◆ **Task prompt**
What is the number of lines in these entries that include "Impact"? Write that number and no other text.

◆ **Information given**

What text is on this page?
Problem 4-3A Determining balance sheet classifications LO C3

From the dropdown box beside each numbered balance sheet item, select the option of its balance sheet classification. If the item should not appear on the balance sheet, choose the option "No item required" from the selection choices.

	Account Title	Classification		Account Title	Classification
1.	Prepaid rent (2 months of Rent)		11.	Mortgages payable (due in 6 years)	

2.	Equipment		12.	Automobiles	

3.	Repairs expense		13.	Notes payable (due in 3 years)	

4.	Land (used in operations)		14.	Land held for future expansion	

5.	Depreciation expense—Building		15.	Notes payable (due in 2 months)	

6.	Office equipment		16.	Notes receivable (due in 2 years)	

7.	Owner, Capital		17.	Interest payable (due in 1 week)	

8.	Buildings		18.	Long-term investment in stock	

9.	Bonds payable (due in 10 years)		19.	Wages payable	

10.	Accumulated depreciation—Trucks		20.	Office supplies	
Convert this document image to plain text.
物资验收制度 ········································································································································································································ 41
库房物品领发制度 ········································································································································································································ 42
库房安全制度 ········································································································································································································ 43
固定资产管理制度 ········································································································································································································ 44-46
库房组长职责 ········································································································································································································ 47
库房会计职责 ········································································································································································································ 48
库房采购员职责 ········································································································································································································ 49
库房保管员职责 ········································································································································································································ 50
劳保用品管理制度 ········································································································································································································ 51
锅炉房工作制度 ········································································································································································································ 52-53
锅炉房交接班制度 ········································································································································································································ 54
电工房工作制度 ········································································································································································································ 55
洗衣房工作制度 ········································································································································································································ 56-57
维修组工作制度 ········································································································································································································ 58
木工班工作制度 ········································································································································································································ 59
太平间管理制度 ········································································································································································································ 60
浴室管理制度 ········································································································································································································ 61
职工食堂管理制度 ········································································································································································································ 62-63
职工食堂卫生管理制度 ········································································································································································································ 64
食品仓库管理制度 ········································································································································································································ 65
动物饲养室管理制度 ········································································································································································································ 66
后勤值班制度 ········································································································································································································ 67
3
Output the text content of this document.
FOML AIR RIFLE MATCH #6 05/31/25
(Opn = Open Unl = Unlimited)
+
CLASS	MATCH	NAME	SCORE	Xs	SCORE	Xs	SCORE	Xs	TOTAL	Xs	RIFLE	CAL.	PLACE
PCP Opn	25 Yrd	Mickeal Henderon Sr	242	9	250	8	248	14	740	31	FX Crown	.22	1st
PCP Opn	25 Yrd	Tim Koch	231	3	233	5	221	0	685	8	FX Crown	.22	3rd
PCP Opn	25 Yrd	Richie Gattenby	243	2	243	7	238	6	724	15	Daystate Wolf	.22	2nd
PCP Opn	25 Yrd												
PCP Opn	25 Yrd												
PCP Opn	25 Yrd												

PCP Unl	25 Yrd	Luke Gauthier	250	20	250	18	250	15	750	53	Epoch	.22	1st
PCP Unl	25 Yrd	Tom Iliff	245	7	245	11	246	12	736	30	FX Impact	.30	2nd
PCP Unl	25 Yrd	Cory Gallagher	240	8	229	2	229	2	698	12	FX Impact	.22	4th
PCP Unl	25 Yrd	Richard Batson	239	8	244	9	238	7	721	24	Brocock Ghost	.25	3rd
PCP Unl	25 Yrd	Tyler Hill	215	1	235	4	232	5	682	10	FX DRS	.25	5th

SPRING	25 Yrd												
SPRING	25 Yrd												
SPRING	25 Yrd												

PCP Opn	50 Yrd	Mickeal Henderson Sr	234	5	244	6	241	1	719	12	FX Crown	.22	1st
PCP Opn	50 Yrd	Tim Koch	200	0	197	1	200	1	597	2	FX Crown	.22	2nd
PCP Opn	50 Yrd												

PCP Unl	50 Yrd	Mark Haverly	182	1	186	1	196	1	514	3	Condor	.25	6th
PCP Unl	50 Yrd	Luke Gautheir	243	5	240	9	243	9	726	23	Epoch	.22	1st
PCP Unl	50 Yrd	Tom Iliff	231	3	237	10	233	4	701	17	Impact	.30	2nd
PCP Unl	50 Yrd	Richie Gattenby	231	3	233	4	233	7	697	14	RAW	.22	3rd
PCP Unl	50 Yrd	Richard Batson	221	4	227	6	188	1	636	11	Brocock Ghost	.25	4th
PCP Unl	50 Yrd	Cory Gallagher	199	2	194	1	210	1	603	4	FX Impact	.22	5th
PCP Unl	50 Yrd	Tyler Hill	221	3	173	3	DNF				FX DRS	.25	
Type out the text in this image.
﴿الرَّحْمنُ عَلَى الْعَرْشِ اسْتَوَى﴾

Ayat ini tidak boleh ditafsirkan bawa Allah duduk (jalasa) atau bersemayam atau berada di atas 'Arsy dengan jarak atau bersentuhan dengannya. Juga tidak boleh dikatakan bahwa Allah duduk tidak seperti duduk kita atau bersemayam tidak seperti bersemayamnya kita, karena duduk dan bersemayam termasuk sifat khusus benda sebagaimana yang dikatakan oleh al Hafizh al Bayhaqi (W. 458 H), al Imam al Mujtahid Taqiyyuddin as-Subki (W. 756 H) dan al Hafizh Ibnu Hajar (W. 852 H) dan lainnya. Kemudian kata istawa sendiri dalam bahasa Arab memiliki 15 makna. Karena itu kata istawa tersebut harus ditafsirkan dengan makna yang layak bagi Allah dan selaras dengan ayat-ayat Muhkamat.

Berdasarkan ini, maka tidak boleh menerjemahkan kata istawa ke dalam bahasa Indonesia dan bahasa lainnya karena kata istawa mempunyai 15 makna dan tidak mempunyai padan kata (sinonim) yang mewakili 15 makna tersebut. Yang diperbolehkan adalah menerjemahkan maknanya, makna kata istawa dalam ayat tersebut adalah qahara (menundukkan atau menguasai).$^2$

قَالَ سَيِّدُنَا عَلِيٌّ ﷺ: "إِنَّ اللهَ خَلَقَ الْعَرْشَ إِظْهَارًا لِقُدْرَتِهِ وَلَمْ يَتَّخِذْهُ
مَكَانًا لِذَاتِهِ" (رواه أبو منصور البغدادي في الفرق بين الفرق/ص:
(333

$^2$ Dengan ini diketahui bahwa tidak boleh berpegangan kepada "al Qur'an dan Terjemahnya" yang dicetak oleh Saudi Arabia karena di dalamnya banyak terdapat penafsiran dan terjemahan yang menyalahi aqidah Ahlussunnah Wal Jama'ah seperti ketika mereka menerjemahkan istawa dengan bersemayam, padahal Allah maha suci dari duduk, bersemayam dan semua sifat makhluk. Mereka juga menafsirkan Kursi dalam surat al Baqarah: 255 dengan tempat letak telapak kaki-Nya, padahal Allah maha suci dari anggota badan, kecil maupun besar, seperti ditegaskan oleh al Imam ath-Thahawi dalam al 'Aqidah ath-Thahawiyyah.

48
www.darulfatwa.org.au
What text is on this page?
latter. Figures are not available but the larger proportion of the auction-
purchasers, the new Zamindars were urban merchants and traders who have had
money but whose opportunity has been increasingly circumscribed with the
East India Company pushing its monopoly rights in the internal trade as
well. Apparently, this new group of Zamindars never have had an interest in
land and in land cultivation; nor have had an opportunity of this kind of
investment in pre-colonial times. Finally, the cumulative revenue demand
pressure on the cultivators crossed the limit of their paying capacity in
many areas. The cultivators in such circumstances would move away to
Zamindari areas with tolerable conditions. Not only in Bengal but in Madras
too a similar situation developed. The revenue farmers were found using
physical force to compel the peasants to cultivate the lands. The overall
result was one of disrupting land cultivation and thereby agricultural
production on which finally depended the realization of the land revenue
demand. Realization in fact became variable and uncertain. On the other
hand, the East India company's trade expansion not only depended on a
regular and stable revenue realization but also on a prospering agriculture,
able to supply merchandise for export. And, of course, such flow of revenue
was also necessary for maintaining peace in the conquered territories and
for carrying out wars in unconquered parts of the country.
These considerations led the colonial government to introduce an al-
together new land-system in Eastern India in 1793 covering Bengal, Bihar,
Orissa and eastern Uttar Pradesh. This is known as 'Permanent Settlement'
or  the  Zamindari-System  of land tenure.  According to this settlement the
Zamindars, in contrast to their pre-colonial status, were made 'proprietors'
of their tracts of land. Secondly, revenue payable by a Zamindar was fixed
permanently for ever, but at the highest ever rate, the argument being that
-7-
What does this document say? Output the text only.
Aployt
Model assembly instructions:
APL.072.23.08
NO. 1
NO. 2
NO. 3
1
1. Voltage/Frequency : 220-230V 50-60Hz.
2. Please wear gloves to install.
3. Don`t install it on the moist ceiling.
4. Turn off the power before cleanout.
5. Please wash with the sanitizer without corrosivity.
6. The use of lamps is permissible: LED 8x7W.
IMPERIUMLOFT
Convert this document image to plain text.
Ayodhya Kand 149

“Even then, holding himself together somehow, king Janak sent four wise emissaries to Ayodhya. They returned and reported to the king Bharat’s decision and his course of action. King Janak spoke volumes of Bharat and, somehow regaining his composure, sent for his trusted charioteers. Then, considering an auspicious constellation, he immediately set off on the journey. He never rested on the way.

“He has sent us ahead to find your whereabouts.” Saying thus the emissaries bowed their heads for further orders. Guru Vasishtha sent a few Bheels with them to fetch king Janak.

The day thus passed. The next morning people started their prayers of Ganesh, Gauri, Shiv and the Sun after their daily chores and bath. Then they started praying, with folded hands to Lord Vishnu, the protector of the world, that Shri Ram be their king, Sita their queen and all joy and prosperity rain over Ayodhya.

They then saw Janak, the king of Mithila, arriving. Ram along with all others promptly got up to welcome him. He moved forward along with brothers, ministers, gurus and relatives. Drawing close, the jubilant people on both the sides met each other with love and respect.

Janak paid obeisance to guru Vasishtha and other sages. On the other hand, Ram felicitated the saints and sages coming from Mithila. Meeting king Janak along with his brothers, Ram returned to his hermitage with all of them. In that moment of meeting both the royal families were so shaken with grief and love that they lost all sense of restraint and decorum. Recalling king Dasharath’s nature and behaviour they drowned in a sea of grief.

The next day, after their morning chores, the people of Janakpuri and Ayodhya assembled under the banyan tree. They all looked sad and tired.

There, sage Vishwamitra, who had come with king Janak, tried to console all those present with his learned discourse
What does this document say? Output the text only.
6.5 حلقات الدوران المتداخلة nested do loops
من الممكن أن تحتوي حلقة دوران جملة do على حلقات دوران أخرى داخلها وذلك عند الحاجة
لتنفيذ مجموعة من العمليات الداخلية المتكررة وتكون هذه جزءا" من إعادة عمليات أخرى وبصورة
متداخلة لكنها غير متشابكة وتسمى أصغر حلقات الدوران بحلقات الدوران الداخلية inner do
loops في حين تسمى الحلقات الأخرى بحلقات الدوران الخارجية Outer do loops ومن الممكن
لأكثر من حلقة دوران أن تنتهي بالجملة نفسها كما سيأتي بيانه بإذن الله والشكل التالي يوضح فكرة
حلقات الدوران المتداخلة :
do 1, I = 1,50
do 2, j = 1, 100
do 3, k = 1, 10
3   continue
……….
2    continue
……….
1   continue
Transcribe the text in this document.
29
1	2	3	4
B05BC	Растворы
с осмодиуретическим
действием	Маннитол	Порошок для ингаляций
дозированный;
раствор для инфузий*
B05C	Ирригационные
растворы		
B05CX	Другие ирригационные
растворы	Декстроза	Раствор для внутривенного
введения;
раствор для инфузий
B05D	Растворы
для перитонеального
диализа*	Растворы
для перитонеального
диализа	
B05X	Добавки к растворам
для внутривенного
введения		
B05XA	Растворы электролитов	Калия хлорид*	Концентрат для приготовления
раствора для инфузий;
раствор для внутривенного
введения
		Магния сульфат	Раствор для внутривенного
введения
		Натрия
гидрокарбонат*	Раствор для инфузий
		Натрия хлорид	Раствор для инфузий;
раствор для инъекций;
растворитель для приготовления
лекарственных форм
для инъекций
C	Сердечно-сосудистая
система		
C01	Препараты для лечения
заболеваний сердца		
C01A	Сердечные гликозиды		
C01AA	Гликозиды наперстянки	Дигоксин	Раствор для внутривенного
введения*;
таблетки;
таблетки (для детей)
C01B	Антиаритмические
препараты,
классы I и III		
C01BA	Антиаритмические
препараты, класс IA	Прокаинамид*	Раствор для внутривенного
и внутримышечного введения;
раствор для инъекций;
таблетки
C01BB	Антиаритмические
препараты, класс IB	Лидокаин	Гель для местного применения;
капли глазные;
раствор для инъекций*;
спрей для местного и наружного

◆ **Solution below**
4